PROMPT: Give every line of the material again, exactly as written.

AVAILABLE RECORDS:
--*--

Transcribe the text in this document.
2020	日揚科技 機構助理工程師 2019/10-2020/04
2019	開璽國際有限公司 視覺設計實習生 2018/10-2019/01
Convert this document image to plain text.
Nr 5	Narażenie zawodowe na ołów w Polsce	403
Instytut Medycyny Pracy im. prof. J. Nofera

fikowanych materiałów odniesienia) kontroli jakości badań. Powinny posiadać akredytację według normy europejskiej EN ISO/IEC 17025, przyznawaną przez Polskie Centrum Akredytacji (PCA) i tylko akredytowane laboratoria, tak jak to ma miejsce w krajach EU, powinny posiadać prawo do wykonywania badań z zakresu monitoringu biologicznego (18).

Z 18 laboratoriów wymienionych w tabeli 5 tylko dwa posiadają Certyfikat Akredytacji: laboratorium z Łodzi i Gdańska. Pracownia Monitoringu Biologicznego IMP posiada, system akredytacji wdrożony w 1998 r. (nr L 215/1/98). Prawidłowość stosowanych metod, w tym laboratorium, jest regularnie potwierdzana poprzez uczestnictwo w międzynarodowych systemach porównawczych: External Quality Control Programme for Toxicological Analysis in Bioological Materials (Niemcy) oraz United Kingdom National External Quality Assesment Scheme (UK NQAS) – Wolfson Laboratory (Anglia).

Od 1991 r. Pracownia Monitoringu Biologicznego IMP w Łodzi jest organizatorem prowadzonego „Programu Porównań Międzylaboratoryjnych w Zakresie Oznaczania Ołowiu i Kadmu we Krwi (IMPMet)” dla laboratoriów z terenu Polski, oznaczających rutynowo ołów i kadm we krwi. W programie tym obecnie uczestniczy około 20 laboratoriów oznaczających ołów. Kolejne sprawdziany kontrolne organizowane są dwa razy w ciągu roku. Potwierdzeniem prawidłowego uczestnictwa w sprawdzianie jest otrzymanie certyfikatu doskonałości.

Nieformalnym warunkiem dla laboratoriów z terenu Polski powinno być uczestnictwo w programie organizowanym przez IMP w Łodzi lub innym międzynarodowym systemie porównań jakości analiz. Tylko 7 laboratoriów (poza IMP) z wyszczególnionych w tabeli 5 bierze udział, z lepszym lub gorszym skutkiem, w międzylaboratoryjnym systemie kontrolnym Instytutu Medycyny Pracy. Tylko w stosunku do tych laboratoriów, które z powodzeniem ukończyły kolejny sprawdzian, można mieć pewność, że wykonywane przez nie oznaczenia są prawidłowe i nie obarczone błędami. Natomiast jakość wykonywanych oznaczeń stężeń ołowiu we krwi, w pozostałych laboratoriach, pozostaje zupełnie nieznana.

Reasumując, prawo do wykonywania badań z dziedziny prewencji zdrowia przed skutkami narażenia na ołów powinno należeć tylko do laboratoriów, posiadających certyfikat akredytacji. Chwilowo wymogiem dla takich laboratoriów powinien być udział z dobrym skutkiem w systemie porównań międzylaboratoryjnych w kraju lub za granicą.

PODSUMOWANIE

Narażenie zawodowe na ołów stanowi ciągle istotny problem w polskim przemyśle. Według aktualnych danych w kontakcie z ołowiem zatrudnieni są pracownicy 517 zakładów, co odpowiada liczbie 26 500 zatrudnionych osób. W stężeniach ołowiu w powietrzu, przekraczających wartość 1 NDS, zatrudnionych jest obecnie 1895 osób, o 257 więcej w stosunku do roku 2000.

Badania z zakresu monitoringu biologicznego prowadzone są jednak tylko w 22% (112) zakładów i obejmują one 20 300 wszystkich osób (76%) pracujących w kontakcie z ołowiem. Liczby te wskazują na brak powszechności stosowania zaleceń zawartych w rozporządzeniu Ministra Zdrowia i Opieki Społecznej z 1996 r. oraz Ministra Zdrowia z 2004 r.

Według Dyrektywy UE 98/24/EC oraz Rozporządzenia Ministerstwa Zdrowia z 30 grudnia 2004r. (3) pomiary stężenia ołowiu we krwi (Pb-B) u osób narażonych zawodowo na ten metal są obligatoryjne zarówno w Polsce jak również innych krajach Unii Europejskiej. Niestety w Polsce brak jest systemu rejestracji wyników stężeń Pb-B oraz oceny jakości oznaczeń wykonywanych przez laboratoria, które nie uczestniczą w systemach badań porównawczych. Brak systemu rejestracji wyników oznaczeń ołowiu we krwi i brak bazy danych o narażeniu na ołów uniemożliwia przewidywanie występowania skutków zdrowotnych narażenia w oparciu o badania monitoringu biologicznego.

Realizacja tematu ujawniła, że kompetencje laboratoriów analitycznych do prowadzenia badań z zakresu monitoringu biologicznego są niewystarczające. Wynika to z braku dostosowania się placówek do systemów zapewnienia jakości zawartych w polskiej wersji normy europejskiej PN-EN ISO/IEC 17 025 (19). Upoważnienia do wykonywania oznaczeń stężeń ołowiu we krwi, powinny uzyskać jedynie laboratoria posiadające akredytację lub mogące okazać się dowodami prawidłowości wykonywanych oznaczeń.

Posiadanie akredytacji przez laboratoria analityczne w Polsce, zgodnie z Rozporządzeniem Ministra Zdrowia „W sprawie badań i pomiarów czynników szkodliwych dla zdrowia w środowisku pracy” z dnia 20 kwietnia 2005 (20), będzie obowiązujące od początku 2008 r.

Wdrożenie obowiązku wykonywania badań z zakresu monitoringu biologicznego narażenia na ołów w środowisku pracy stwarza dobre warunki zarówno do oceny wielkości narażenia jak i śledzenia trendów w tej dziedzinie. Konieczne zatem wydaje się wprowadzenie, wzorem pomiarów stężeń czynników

--*--

FULL RESPONSE:
Transcribe the text in this document.
2020	日揚科技 機構助理工程師 2019/10-2020/04
2019	開璽國際有限公司 視覺設計實習生 2018/10-2019/01
Convert this document image to plain text.
Nr 5	Narażenie zawodowe na ołów w Polsce	403
Instytut Medycyny Pracy im. prof. J. Nofera

fikowanych materiałów odniesienia) kontroli jakości badań. Powinny posiadać akredytację według normy europejskiej EN ISO/IEC 17025, przyznawaną przez Polskie Centrum Akredytacji (PCA) i tylko akredytowane laboratoria, tak jak to ma miejsce w krajach EU, powinny posiadać prawo do wykonywania badań z zakresu monitoringu biologicznego (18).

Z 18 laboratoriów wymienionych w tabeli 5 tylko dwa posiadają Certyfikat Akredytacji: laboratorium z Łodzi i Gdańska. Pracownia Monitoringu Biologicznego IMP posiada, system akredytacji wdrożony w 1998 r. (nr L 215/1/98). Prawidłowość stosowanych metod, w tym laboratorium, jest regularnie potwierdzana poprzez uczestnictwo w międzynarodowych systemach porównawczych: External Quality Control Programme for Toxicological Analysis in Bioological Materials (Niemcy) oraz United Kingdom National External Quality Assesment Scheme (UK NQAS) – Wolfson Laboratory (Anglia).

Od 1991 r. Pracownia Monitoringu Biologicznego IMP w Łodzi jest organizatorem prowadzonego „Programu Porównań Międzylaboratoryjnych w Zakresie Oznaczania Ołowiu i Kadmu we Krwi (IMPMet)” dla laboratoriów z terenu Polski, oznaczających rutynowo ołów i kadm we krwi. W programie tym obecnie uczestniczy około 20 laboratoriów oznaczających ołów. Kolejne sprawdziany kontrolne organizowane są dwa razy w ciągu roku. Potwierdzeniem prawidłowego uczestnictwa w sprawdzianie jest otrzymanie certyfikatu doskonałości.

Nieformalnym warunkiem dla laboratoriów z terenu Polski powinno być uczestnictwo w programie organizowanym przez IMP w Łodzi lub innym międzynarodowym systemie porównań jakości analiz. Tylko 7 laboratoriów (poza IMP) z wyszczególnionych w tabeli 5 bierze udział, z lepszym lub gorszym skutkiem, w międzylaboratoryjnym systemie kontrolnym Instytutu Medycyny Pracy. Tylko w stosunku do tych laboratoriów, które z powodzeniem ukończyły kolejny sprawdzian, można mieć pewność, że wykonywane przez nie oznaczenia są prawidłowe i nie obarczone błędami. Natomiast jakość wykonywanych oznaczeń stężeń ołowiu we krwi, w pozostałych laboratoriach, pozostaje zupełnie nieznana.

Reasumując, prawo do wykonywania badań z dziedziny prewencji zdrowia przed skutkami narażenia na ołów powinno należeć tylko do laboratoriów, posiadających certyfikat akredytacji. Chwilowo wymogiem dla takich laboratoriów powinien być udział z dobrym skutkiem w systemie porównań międzylaboratoryjnych w kraju lub za granicą.

PODSUMOWANIE

Narażenie zawodowe na ołów stanowi ciągle istotny problem w polskim przemyśle. Według aktualnych danych w kontakcie z ołowiem zatrudnieni są pracownicy 517 zakładów, co odpowiada liczbie 26 500 zatrudnionych osób. W stężeniach ołowiu w powietrzu, przekraczających wartość 1 NDS, zatrudnionych jest obecnie 1895 osób, o 257 więcej w stosunku do roku 2000.

Badania z zakresu monitoringu biologicznego prowadzone są jednak tylko w 22% (112) zakładów i obejmują one 20 300 wszystkich osób (76%) pracujących w kontakcie z ołowiem. Liczby te wskazują na brak powszechności stosowania zaleceń zawartych w rozporządzeniu Ministra Zdrowia i Opieki Społecznej z 1996 r. oraz Ministra Zdrowia z 2004 r.

Według Dyrektywy UE 98/24/EC oraz Rozporządzenia Ministerstwa Zdrowia z 30 grudnia 2004r. (3) pomiary stężenia ołowiu we krwi (Pb-B) u osób narażonych zawodowo na ten metal są obligatoryjne zarówno w Polsce jak również innych krajach Unii Europejskiej. Niestety w Polsce brak jest systemu rejestracji wyników stężeń Pb-B oraz oceny jakości oznaczeń wykonywanych przez laboratoria, które nie uczestniczą w systemach badań porównawczych. Brak systemu rejestracji wyników oznaczeń ołowiu we krwi i brak bazy danych o narażeniu na ołów uniemożliwia przewidywanie występowania skutków zdrowotnych narażenia w oparciu o badania monitoringu biologicznego.

Realizacja tematu ujawniła, że kompetencje laboratoriów analitycznych do prowadzenia badań z zakresu monitoringu biologicznego są niewystarczające. Wynika to z braku dostosowania się placówek do systemów zapewnienia jakości zawartych w polskiej wersji normy europejskiej PN-EN ISO/IEC 17 025 (19). Upoważnienia do wykonywania oznaczeń stężeń ołowiu we krwi, powinny uzyskać jedynie laboratoria posiadające akredytację lub mogące okazać się dowodami prawidłowości wykonywanych oznaczeń.

Posiadanie akredytacji przez laboratoria analityczne w Polsce, zgodnie z Rozporządzeniem Ministra Zdrowia „W sprawie badań i pomiarów czynników szkodliwych dla zdrowia w środowisku pracy” z dnia 20 kwietnia 2005 (20), będzie obowiązujące od początku 2008 r.

Wdrożenie obowiązku wykonywania badań z zakresu monitoringu biologicznego narażenia na ołów w środowisku pracy stwarza dobre warunki zarówno do oceny wielkości narażenia jak i śledzenia trendów w tej dziedzinie. Konieczne zatem wydaje się wprowadzenie, wzorem pomiarów stężeń czynników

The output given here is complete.